## [Given exercise]
Every entry needs to be printed exactly, please.

Dataset records:
- - -

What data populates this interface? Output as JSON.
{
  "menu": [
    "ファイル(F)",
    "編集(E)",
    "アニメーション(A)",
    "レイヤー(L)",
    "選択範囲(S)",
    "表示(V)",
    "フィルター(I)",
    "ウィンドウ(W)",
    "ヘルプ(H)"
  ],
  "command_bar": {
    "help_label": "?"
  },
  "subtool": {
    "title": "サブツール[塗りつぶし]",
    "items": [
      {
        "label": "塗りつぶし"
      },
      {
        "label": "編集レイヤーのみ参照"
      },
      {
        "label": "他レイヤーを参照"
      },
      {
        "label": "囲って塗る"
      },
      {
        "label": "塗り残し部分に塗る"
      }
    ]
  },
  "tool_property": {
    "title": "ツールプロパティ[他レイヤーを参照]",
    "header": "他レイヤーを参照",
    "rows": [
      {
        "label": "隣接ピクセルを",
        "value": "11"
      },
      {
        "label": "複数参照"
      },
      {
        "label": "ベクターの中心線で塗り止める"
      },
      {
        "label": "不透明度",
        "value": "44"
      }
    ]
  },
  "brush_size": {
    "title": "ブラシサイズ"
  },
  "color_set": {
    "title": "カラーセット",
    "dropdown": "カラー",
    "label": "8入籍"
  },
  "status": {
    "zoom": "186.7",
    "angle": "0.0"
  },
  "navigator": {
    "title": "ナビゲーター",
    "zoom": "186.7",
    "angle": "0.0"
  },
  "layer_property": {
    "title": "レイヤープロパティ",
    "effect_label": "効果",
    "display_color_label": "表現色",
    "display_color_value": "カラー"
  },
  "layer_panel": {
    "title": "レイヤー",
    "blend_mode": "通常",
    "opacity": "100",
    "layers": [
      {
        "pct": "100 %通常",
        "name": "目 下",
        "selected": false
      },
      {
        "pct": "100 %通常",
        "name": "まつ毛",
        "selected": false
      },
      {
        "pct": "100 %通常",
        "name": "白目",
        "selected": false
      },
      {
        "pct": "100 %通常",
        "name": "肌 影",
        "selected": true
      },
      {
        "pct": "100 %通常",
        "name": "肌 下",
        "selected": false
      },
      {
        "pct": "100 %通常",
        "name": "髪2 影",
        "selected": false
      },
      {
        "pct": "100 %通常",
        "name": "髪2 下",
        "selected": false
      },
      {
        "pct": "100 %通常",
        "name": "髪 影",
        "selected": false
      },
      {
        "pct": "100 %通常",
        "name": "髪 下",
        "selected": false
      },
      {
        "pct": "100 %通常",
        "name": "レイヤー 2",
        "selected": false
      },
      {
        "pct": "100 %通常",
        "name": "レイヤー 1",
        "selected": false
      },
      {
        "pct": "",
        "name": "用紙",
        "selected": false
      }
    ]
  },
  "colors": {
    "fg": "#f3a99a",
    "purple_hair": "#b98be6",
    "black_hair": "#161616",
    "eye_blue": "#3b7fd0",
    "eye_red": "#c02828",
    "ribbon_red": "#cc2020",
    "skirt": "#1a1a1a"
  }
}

- - -

## [Written answer]
What data populates this interface? Output as JSON.
{
  "menu": [
    "ファイル(F)",
    "編集(E)",
    "アニメーション(A)",
    "レイヤー(L)",
    "選択範囲(S)",
    "表示(V)",
    "フィルター(I)",
    "ウィンドウ(W)",
    "ヘルプ(H)"
  ],
  "command_bar": {
    "help_label": "?"
  },
  "subtool": {
    "title": "サブツール[塗りつぶし]",
    "items": [
      {
        "label": "塗りつぶし"
      },
      {
        "label": "編集レイヤーのみ参照"
      },
      {
        "label": "他レイヤーを参照"
      },
      {
        "label": "囲って塗る"
      },
      {
        "label": "塗り残し部分に塗る"
      }
    ]
  },
  "tool_property": {
    "title": "ツールプロパティ[他レイヤーを参照]",
    "header": "他レイヤーを参照",
    "rows": [
      {
        "label": "隣接ピクセルを",
        "value": "11"
      },
      {
        "label": "複数参照"
      },
      {
        "label": "ベクターの中心線で塗り止める"
      },
      {
        "label": "不透明度",
        "value": "44"
      }
    ]
  },
  "brush_size": {
    "title": "ブラシサイズ"
  },
  "color_set": {
    "title": "カラーセット",
    "dropdown": "カラー",
    "label": "8入籍"
  },
  "status": {
    "zoom": "186.7",
    "angle": "0.0"
  },
  "navigator": {
    "title": "ナビゲーター",
    "zoom": "186.7",
    "angle": "0.0"
  },
  "layer_property": {
    "title": "レイヤープロパティ",
    "effect_label": "効果",
    "display_color_label": "表現色",
    "display_color_value": "カラー"
  },
  "layer_panel": {
    "title": "レイヤー",
    "blend_mode": "通常",
    "opacity": "100",
    "layers": [
      {
        "pct": "100 %通常",
        "name": "目 下",
        "selected": false
      },
      {
        "pct": "100 %通常",
        "name": "まつ毛",
        "selected": false
      },
      {
        "pct": "100 %通常",
        "name": "白目",
        "selected": false
      },
      {
        "pct": "100 %通常",
        "name": "肌 影",
        "selected": true
      },
      {
        "pct": "100 %通常",
        "name": "肌 下",
        "selected": false
      },
      {
        "pct": "100 %通常",
        "name": "髪2 影",
        "selected": false
      },
      {
        "pct": "100 %通常",
        "name": "髪2 下",
        "selected": false
      },
      {
        "pct": "100 %通常",
        "name": "髪 影",
        "selected": false
      },
      {
        "pct": "100 %通常",
        "name": "髪 下",
        "selected": false
      },
      {
        "pct": "100 %通常",
        "name": "レイヤー 2",
        "selected": false
      },
      {
        "pct": "100 %通常",
        "name": "レイヤー 1",
        "selected": false
      },
      {
        "pct": "",
        "name": "用紙",
        "selected": false
      }
    ]
  },
  "colors": {
    "fg": "#f3a99a",
    "purple_hair": "#b98be6",
    "black_hair": "#161616",
    "eye_blue": "#3b7fd0",
    "eye_red": "#c02828",
    "ribbon_red": "#cc2020",
    "skirt": "#1a1a1a"
  }
}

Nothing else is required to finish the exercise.